+++ Exercise input +++
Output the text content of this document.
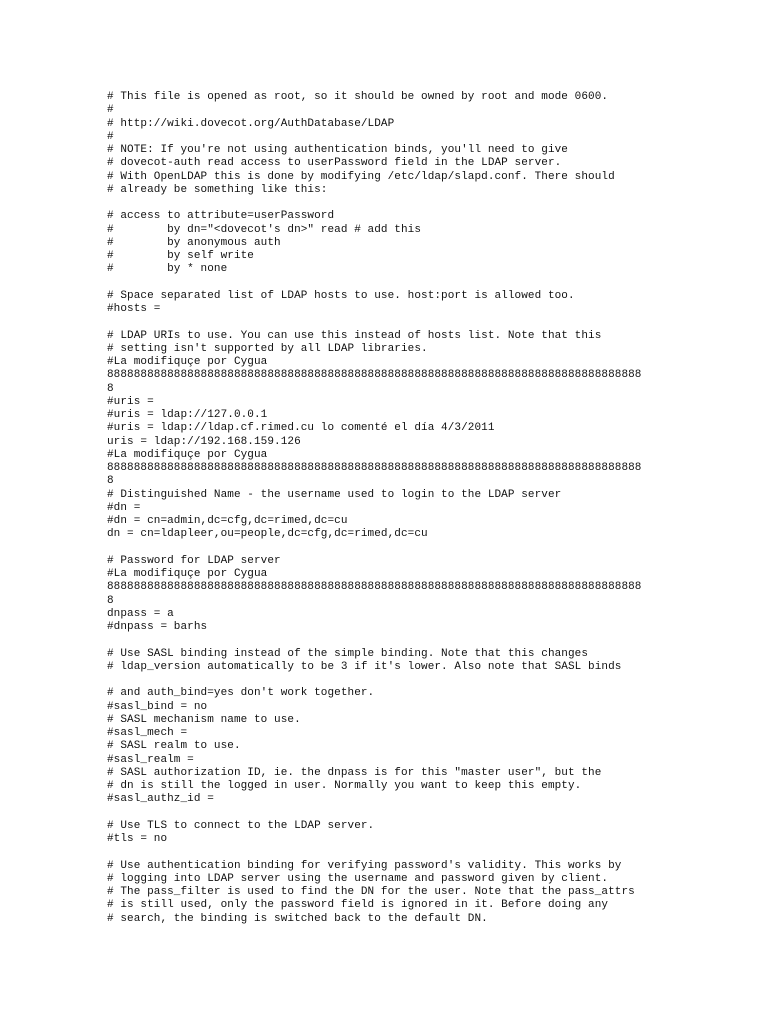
# This file is opened as root, so it should be owned by root and mode 0600.
#
# http://wiki.dovecot.org/AuthDatabase/LDAP
#
# NOTE: If you're not using authentication binds, you'll need to give
# dovecot-auth read access to userPassword field in the LDAP server.
# With OpenLDAP this is done by modifying /etc/ldap/slapd.conf. There should
# already be something like this:
# access to attribute=userPassword
#        by dn="<dovecot's dn>" read # add this
#        by anonymous auth
#        by self write
#        by * none
# Space separated list of LDAP hosts to use. host:port is allowed too.
#hosts =
# LDAP URIs to use. You can use this instead of hosts list. Note that this
# setting isn't supported by all LDAP libraries.
#La modifiquçe por Cygua
88888888888888888888888888888888888888888888888888888888888888888888888888888888
8
#uris =
#uris = ldap://127.0.0.1
#uris = ldap://ldap.cf.rimed.cu lo comenté el día 4/3/2011
uris = ldap://192.168.159.126
#La modifiquçe por Cygua
88888888888888888888888888888888888888888888888888888888888888888888888888888888
8
# Distinguished Name - the username used to login to the LDAP server
#dn =
#dn = cn=admin,dc=cfg,dc=rimed,dc=cu
dn = cn=ldapleer,ou=people,dc=cfg,dc=rimed,dc=cu
# Password for LDAP server
#La modifiquçe por Cygua
88888888888888888888888888888888888888888888888888888888888888888888888888888888
8
dnpass = a
#dnpass = barhs
# Use SASL binding instead of the simple binding. Note that this changes
# ldap_version automatically to be 3 if it's lower. Also note that SASL binds
# and auth_bind=yes don't work together.
#sasl_bind = no
# SASL mechanism name to use.
#sasl_mech =
# SASL realm to use.
#sasl_realm =
# SASL authorization ID, ie. the dnpass is for this "master user", but the
# dn is still the logged in user. Normally you want to keep this empty.
#sasl_authz_id =
# Use TLS to connect to the LDAP server.
#tls = no
# Use authentication binding for verifying password's validity. This works by
# logging into LDAP server using the username and password given by client.
# The pass_filter is used to find the DN for the user. Note that the pass_attrs
# is still used, only the password field is ignored in it. Before doing any
# search, the binding is switched back to the default DN.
+++
Direction: Check each line above for the string "dovecot" and show the ones that have it.

Right answer:
# http://wiki.dovecot.org/AuthDatabase/LDAP
# dovecot-auth read access to userPassword field in the LDAP server.
#        by dn="<dovecot's dn>" read # add this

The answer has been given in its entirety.